EXERCISE: Pull out every line with the word "уровень".

Collected data:
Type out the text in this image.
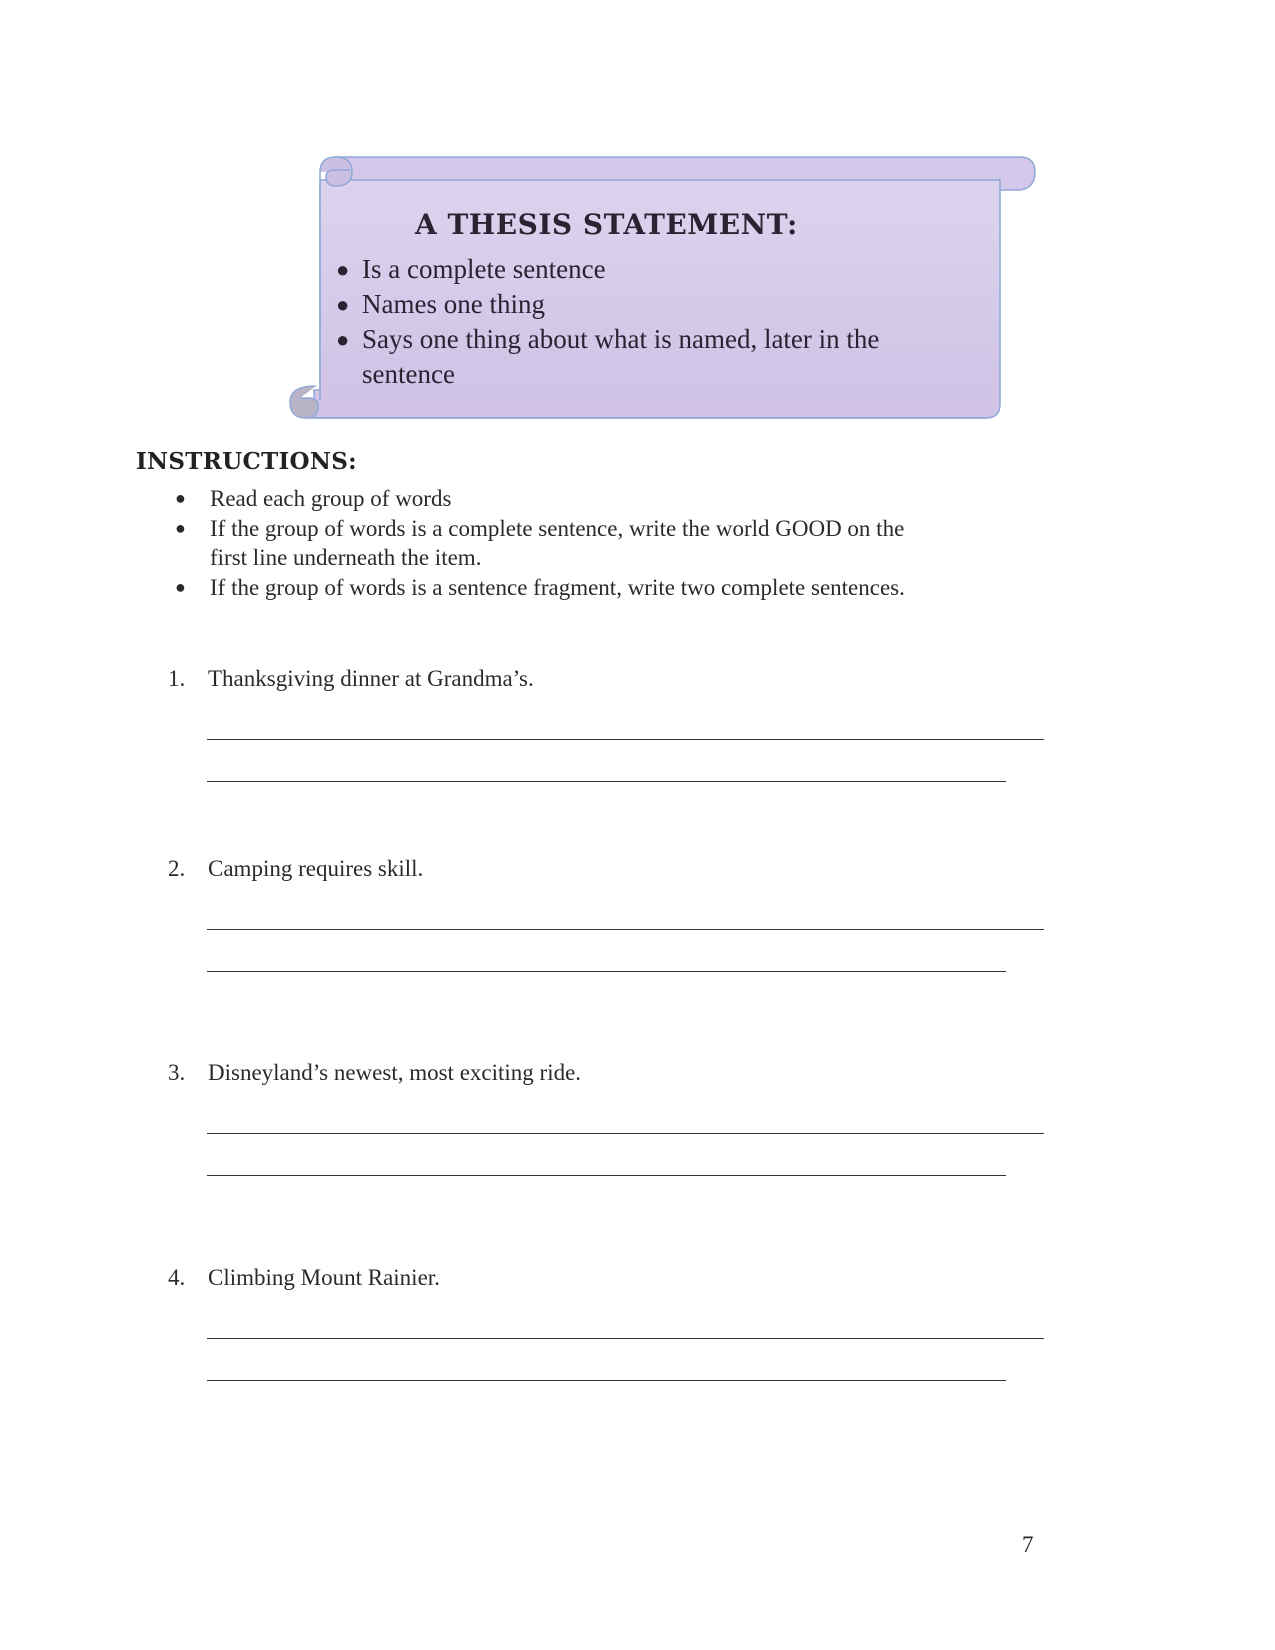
A THESIS STATEMENT:
● Is a complete sentence
● Names one thing
● Says one thing about what is named, later in the sentence
INSTRUCTIONS:
● Read each group of words
● If the group of words is a complete sentence, write the world GOOD on the first line underneath the item.
● If the group of words is a sentence fragment, write two complete sentences.
1. Thanksgiving dinner at Grandma’s.
2. Camping requires skill.
3. Disneyland’s newest, most exciting ride.
4. Climbing Mount Rainier.
7
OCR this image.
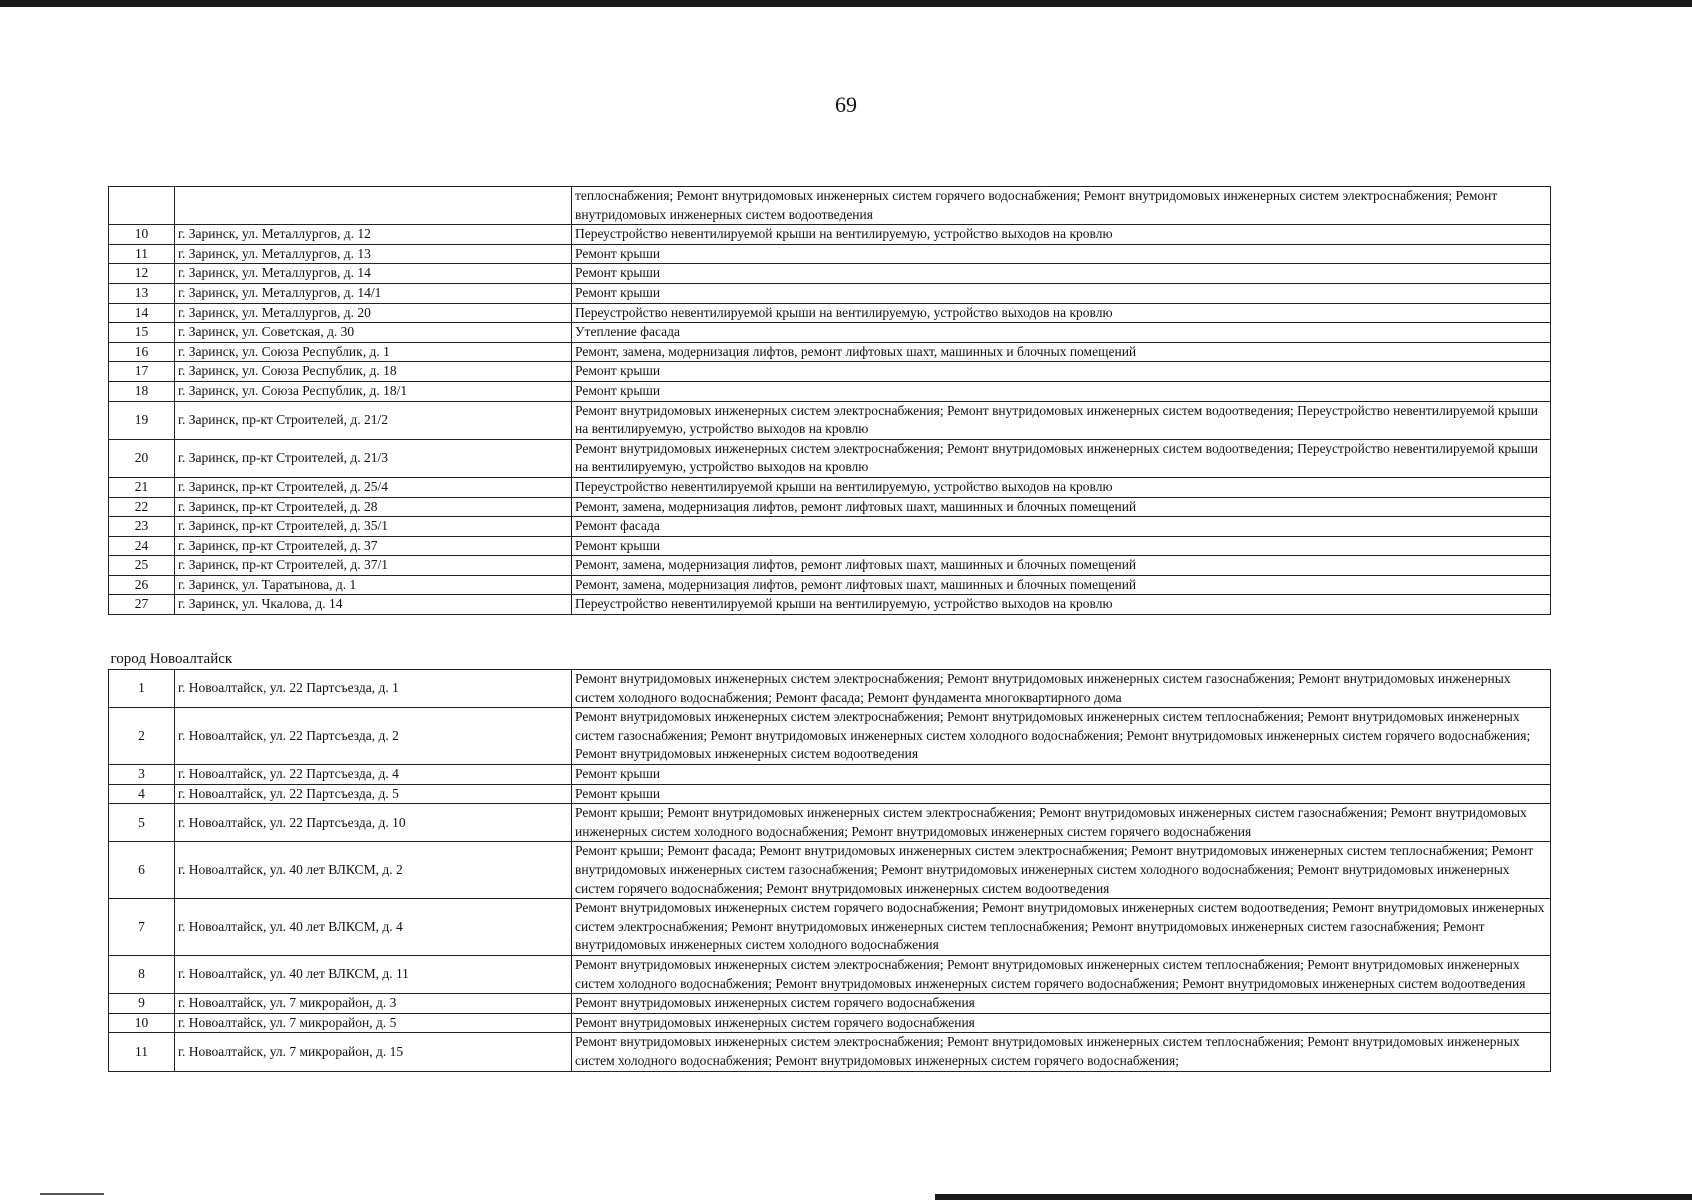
69
		теплоснабжения; Ремонт внутридомовых инженерных систем горячего водоснабжения; Ремонт внутридомовых инженерных систем электроснабжения; Ремонт внутридомовых инженерных систем водоотведения
10	г. Заринск, ул. Металлургов, д. 12	Переустройство невентилируемой крыши на вентилируемую, устройство выходов на кровлю
11	г. Заринск, ул. Металлургов, д. 13	Ремонт крыши
12	г. Заринск, ул. Металлургов, д. 14	Ремонт крыши
13	г. Заринск, ул. Металлургов, д. 14/1	Ремонт крыши
14	г. Заринск, ул. Металлургов, д. 20	Переустройство невентилируемой крыши на вентилируемую, устройство выходов на кровлю
15	г. Заринск, ул. Советская, д. 30	Утепление фасада
16	г. Заринск, ул. Союза Республик, д. 1	Ремонт, замена, модернизация лифтов, ремонт лифтовых шахт, машинных и блочных помещений
17	г. Заринск, ул. Союза Республик, д. 18	Ремонт крыши
18	г. Заринск, ул. Союза Республик, д. 18/1	Ремонт крыши
19	г. Заринск, пр-кт Строителей, д. 21/2	Ремонт внутридомовых инженерных систем электроснабжения; Ремонт внутридомовых инженерных систем водоотведения; Переустройство невентилируемой крыши на вентилируемую, устройство выходов на кровлю
20	г. Заринск, пр-кт Строителей, д. 21/3	Ремонт внутридомовых инженерных систем электроснабжения; Ремонт внутридомовых инженерных систем водоотведения; Переустройство невентилируемой крыши на вентилируемую, устройство выходов на кровлю
21	г. Заринск, пр-кт Строителей, д. 25/4	Переустройство невентилируемой крыши на вентилируемую, устройство выходов на кровлю
22	г. Заринск, пр-кт Строителей, д. 28	Ремонт, замена, модернизация лифтов, ремонт лифтовых шахт, машинных и блочных помещений
23	г. Заринск, пр-кт Строителей, д. 35/1	Ремонт фасада
24	г. Заринск, пр-кт Строителей, д. 37	Ремонт крыши
25	г. Заринск, пр-кт Строителей, д. 37/1	Ремонт, замена, модернизация лифтов, ремонт лифтовых шахт, машинных и блочных помещений
26	г. Заринск, ул. Таратынова, д. 1	Ремонт, замена, модернизация лифтов, ремонт лифтовых шахт, машинных и блочных помещений
27	г. Заринск, ул. Чкалова, д. 14	Переустройство невентилируемой крыши на вентилируемую, устройство выходов на кровлю
город Новоалтайск		
1	г. Новоалтайск, ул. 22 Партсъезда, д. 1	Ремонт внутридомовых инженерных систем электроснабжения; Ремонт внутридомовых инженерных систем газоснабжения; Ремонт внутридомовых инженерных систем холодного водоснабжения; Ремонт фасада; Ремонт фундамента многоквартирного дома
2	г. Новоалтайск, ул. 22 Партсъезда, д. 2	Ремонт внутридомовых инженерных систем электроснабжения; Ремонт внутридомовых инженерных систем теплоснабжения; Ремонт внутридомовых инженерных систем газоснабжения; Ремонт внутридомовых инженерных систем холодного водоснабжения; Ремонт внутридомовых инженерных систем горячего водоснабжения; Ремонт внутридомовых инженерных систем водоотведения
3	г. Новоалтайск, ул. 22 Партсъезда, д. 4	Ремонт крыши
4	г. Новоалтайск, ул. 22 Партсъезда, д. 5	Ремонт крыши
5	г. Новоалтайск, ул. 22 Партсъезда, д. 10	Ремонт крыши; Ремонт внутридомовых инженерных систем электроснабжения; Ремонт внутридомовых инженерных систем газоснабжения; Ремонт внутридомовых инженерных систем холодного водоснабжения; Ремонт внутридомовых инженерных систем горячего водоснабжения
6	г. Новоалтайск, ул. 40 лет ВЛКСМ, д. 2	Ремонт крыши; Ремонт фасада; Ремонт внутридомовых инженерных систем электроснабжения; Ремонт внутридомовых инженерных систем теплоснабжения; Ремонт внутридомовых инженерных систем газоснабжения; Ремонт внутридомовых инженерных систем холодного водоснабжения; Ремонт внутридомовых инженерных систем горячего водоснабжения; Ремонт внутридомовых инженерных систем водоотведения
7	г. Новоалтайск, ул. 40 лет ВЛКСМ, д. 4	Ремонт внутридомовых инженерных систем горячего водоснабжения; Ремонт внутридомовых инженерных систем водоотведения; Ремонт внутридомовых инженерных систем электроснабжения; Ремонт внутридомовых инженерных систем теплоснабжения; Ремонт внутридомовых инженерных систем газоснабжения; Ремонт внутридомовых инженерных систем холодного водоснабжения
8	г. Новоалтайск, ул. 40 лет ВЛКСМ, д. 11	Ремонт внутридомовых инженерных систем электроснабжения; Ремонт внутридомовых инженерных систем теплоснабжения; Ремонт внутридомовых инженерных систем холодного водоснабжения; Ремонт внутридомовых инженерных систем горячего водоснабжения; Ремонт внутридомовых инженерных систем водоотведения
9	г. Новоалтайск, ул. 7 микрорайон, д. 3	Ремонт внутридомовых инженерных систем горячего водоснабжения
10	г. Новоалтайск, ул. 7 микрорайон, д. 5	Ремонт внутридомовых инженерных систем горячего водоснабжения
11	г. Новоалтайск, ул. 7 микрорайон, д. 15	Ремонт внутридомовых инженерных систем электроснабжения; Ремонт внутридомовых инженерных систем теплоснабжения; Ремонт внутридомовых инженерных систем холодного водоснабжения; Ремонт внутридомовых инженерных систем горячего водоснабжения;
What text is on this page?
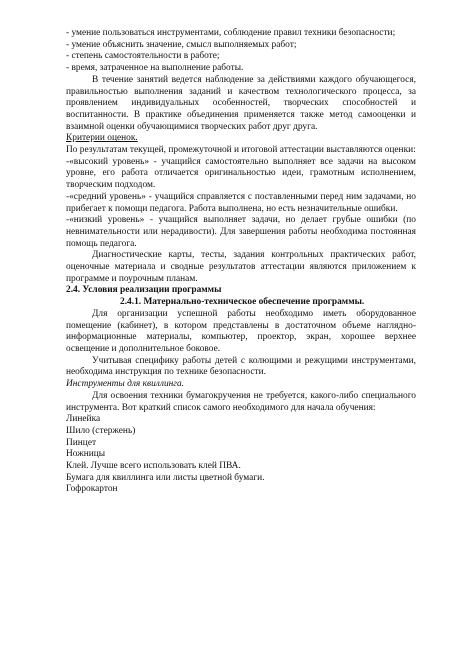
- умение пользоваться инструментами, соблюдение правил техники безопасности;

- умение объяснить значение, смысл выполняемых работ;

- степень самостоятельности в работе;

- время, затраченное на выполнение работы.

В течение занятий ведется наблюдение за действиями каждого обучающегося, правильностью выполнения заданий и качеством технологического процесса, за проявлением индивидуальных особенностей, творческих способностей и воспитанности. В практике объединения применяется также метод самооценки и взаимной оценки обучающимися творческих работ друг друга.

Критерии оценок.

По результатам текущей, промежуточной и итоговой аттестации выставляются оценки:

-«высокий уровень» - учащийся самостоятельно выполняет все задачи на высоком уровне, его работа отличается оригинальностью идеи, грамотным исполнением, творческим подходом.

-«средний уровень» - учащийся справляется с поставленными перед ним задачами, но прибегает к помощи педагога. Работа выполнена, но есть незначительные ошибки.

-«низкий уровень» - учащийся выполняет задачи, но делает грубые ошибки (по невнимательности или нерадивости). Для завершения работы необходима постоянная помощь педагога.

Диагностические карты, тесты, задания контрольных практических работ, оценочные материала и сводные результатов аттестации являются приложением к программе и поурочным планам.

2.4. Условия реализации программы

2.4.1. Материально-техническое обеспечение программы.

Для организации успешной работы необходимо иметь оборудованное помещение (кабинет), в котором представлены в достаточном объеме наглядно-информационные материалы, компьютер, проектор, экран, хорошее верхнее освещение и дополнительное боковое.

Учитывая специфику работы детей с колющими и режущими инструментами, необходима инструкция по технике безопасности.

Инструменты для квиллинга.

Для освоения техники бумагокручения не требуется, какого-либо специального инструмента. Вот краткий список самого необходимого для начала обучения:

Линейка

Шило (стержень)

Пинцет

Ножницы

Клей. Лучше всего использовать клей ПВА.

Бумага для квиллинга или листы цветной бумаги.

Гофрокартон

THE REPLY:
-«высокий уровень» - учащийся самостоятельно выполняет все задачи на высоком уровне, его работа отличается оригинальностью идеи, грамотным исполнением, творческим подходом.
-«средний уровень» - учащийся справляется с поставленными перед ним задачами, но прибегает к помощи педагога. Работа выполнена, но есть незначительные ошибки.
-«низкий уровень» - учащийся выполняет задачи, но делает грубые ошибки (по невнимательности или нерадивости). Для завершения работы необходима постоянная помощь педагога.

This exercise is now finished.